● **EJERCICIOS**
(a) Según el texto sobre el Ballet Triádico, ¿por qué conviene repensar esa obra como el "escudo de armas" de la Bauhaus? Responda en una a tres oraciones.
(b) De acuerdo con el texto sobre el Ballet Triádico, ¿durante qué años estuvieron activos los fundadores y animadores de la Bauhaus?
(c) Enumere todos los artistas que el texto sobre el Ballet Triádico menciona entre paréntesis como parte del linaje de la Bauhaus.

El hombre es una máquina de romper juguetes
(Amado Nervo)
El Triadisches Ballet o “Ballet Triádico” de Oskar Schlemmer fue en muchos aspectos el reflejo cambiante, el diario público de la aventura humana, didáctica y creativa que la Bauhaus supo encarnar, entre Weimar, Dessau y Berlín, en el crepúsculo de la República Social alemana: un último destello diurno de autonomía de los lenguajes artísticos y de “alocada cordura” del pensamiento poético. Después no habría más que las noches y nieblas del nazismo, con su ajuar de violencia y demencia.
La exégesis no ha sabido explicar cómo fuera que la Staatliches Bauhaus, ciudadela del funcionalismo y del minimalismo, se identificara con una interfaz escénica tan cabalmente irracional, gratuita y, a su manera, maximalista como el Ballet schlemmeriano. Para vencer esta perplejidad quizá sea útil repensar el Triadisches Ballet, con sus engastes enigmáticos de formas y colores, con sus geometrías combinatorias, como el verdadero “escudo de armas” de la Bauhaus: el blasón peculiar de todo aquel linaje de artistas (Kandinsky, Gropius, Klee, Moholy-Nagy, Van der Rohe, entre otros) que, mientras plasmaba por mil medios una democratización utópica de las artes, era conscientes de representar la última aristocracia del pensamiento formal. Los miembros de la comunidad didáctica de la Bauhaus se repartían consignas, escudos, honores y títulos con la misma autoironía que había impulsado los dadaísta de otra generación a acreditarse como “obispos” en las descabelladas soirées del Cabaret Voltaire. Incluso el nombre del instituto era un homenaje encriptado a esas Bauhütte (o lonjas de constructores) que ya habían servido de modelo ideológico a las lonjas masónica. Puede que la élite subterránea llamada masonería haya completamente obliterado su cometido original de “edificación del mundo”. Los fundadores y animadores de la Bauhaus no: durante quince años, de 1919 a 1933, conformarían una nueva caballería de diseñadores, arquitectos, constructores, decoradores, carpinteros, alfareros, tejedores.

● **LISTADO EN BRUTO**

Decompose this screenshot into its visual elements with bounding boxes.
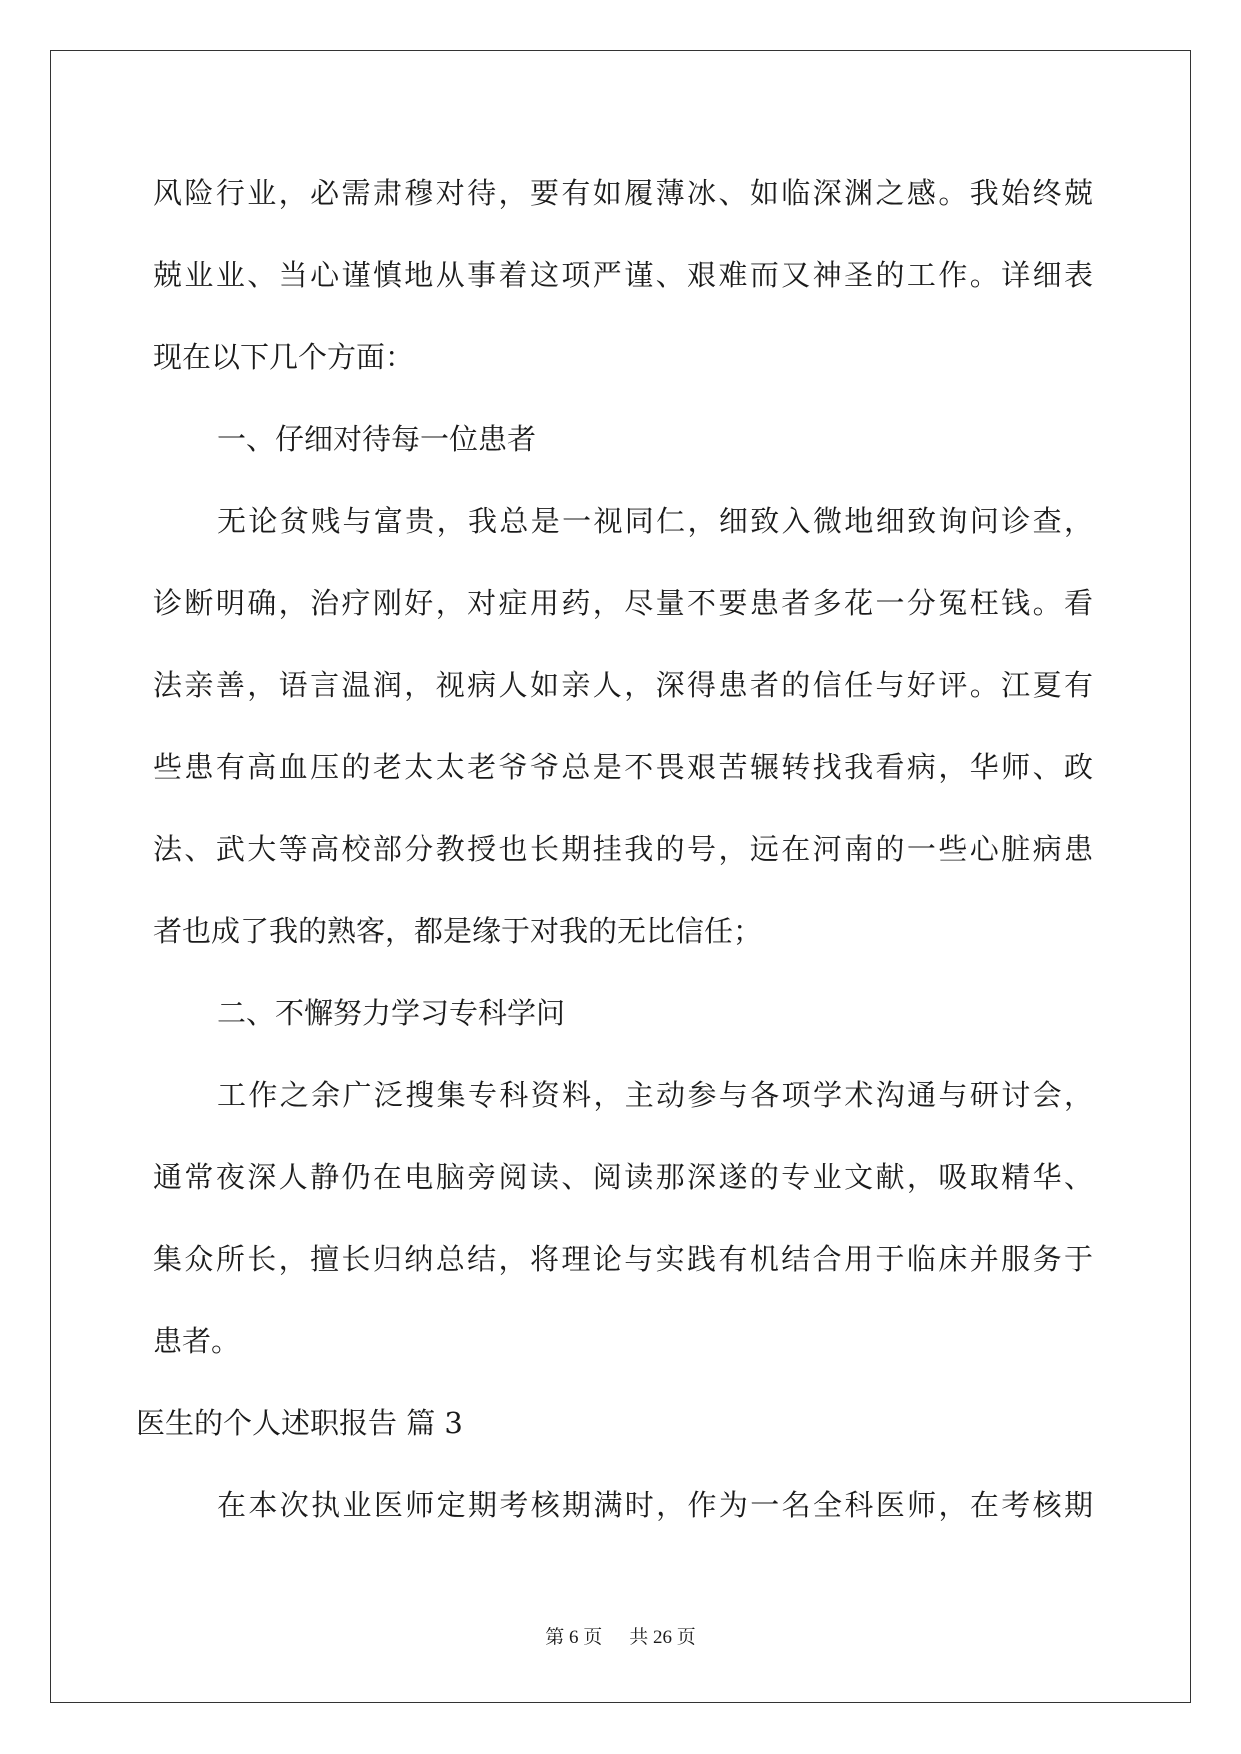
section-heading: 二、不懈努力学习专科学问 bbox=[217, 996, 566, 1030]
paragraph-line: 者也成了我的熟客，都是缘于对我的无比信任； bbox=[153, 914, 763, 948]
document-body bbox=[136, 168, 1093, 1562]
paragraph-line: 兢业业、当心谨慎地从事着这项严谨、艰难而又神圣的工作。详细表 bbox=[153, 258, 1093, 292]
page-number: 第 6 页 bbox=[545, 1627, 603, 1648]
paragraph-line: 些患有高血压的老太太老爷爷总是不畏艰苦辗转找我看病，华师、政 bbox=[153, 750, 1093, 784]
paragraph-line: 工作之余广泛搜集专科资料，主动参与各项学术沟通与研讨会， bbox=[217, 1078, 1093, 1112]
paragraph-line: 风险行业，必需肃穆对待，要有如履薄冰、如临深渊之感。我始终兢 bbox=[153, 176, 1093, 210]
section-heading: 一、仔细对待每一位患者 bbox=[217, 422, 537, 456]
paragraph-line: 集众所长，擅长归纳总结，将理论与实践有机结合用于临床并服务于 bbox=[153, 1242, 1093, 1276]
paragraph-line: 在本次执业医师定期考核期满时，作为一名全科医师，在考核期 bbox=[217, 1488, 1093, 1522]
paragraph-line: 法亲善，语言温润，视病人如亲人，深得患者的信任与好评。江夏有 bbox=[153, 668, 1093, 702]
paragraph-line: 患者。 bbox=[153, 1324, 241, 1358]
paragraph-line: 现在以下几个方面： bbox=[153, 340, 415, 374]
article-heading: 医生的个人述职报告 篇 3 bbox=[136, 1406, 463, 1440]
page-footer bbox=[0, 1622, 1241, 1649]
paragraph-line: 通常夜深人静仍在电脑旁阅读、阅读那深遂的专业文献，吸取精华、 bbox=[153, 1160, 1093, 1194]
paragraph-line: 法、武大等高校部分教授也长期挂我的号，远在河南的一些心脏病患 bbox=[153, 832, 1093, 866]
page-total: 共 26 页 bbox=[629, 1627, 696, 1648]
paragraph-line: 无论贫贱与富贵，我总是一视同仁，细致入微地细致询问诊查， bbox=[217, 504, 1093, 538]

● **SOLUCIONES**
(a) Porque así se puede vencer la perplejidad que la exégesis no ha sabido resolver. Esa perplejidad consiste en cómo la Bauhaus, ciudadela del funcionalismo y del minimalismo, se identificó con una interfaz escénica tan irracional, gratuita y maximalista como el ballet de Schlemmer.

(b) De 1919 a 1933, es decir, durante quince años.

(c) Kandinsky, Gropius, Klee, Moholy-Nagy y Van der Rohe.